REQUIREMENTS: Repeat, exactly and completely, the entries shown underneath.

** BEGIN SUPPLIED RECORDS **

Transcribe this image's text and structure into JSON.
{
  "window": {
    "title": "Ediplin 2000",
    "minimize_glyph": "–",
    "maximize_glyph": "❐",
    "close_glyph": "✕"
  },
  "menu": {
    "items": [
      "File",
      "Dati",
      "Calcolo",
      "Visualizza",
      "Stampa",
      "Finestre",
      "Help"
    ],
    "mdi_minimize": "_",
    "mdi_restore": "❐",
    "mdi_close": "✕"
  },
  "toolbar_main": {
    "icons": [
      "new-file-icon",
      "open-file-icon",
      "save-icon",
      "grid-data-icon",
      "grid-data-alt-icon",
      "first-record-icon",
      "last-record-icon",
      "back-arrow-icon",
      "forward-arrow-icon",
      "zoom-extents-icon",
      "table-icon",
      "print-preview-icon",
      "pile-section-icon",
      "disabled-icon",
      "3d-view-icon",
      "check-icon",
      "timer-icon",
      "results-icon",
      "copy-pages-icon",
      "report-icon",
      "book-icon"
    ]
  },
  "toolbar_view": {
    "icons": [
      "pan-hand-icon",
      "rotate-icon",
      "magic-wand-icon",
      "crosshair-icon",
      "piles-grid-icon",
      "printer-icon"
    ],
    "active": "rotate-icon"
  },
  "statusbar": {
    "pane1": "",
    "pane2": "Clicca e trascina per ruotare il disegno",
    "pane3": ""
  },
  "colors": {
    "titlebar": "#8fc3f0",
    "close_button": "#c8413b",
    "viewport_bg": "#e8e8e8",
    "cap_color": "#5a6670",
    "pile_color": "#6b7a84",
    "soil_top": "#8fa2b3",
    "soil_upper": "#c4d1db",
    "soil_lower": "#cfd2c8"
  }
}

** END SUPPLIED RECORDS **

FULL SOLUTION:
Transcribe this image's text and structure into JSON.
{
  "window": {
    "title": "Ediplin 2000",
    "minimize_glyph": "–",
    "maximize_glyph": "❐",
    "close_glyph": "✕"
  },
  "menu": {
    "items": [
      "File",
      "Dati",
      "Calcolo",
      "Visualizza",
      "Stampa",
      "Finestre",
      "Help"
    ],
    "mdi_minimize": "_",
    "mdi_restore": "❐",
    "mdi_close": "✕"
  },
  "toolbar_main": {
    "icons": [
      "new-file-icon",
      "open-file-icon",
      "save-icon",
      "grid-data-icon",
      "grid-data-alt-icon",
      "first-record-icon",
      "last-record-icon",
      "back-arrow-icon",
      "forward-arrow-icon",
      "zoom-extents-icon",
      "table-icon",
      "print-preview-icon",
      "pile-section-icon",
      "disabled-icon",
      "3d-view-icon",
      "check-icon",
      "timer-icon",
      "results-icon",
      "copy-pages-icon",
      "report-icon",
      "book-icon"
    ]
  },
  "toolbar_view": {
    "icons": [
      "pan-hand-icon",
      "rotate-icon",
      "magic-wand-icon",
      "crosshair-icon",
      "piles-grid-icon",
      "printer-icon"
    ],
    "active": "rotate-icon"
  },
  "statusbar": {
    "pane1": "",
    "pane2": "Clicca e trascina per ruotare il disegno",
    "pane3": ""
  },
  "colors": {
    "titlebar": "#8fc3f0",
    "close_button": "#c8413b",
    "viewport_bg": "#e8e8e8",
    "cap_color": "#5a6670",
    "pile_color": "#6b7a84",
    "soil_top": "#8fa2b3",
    "soil_upper": "#c4d1db",
    "soil_lower": "#cfd2c8"
  }
}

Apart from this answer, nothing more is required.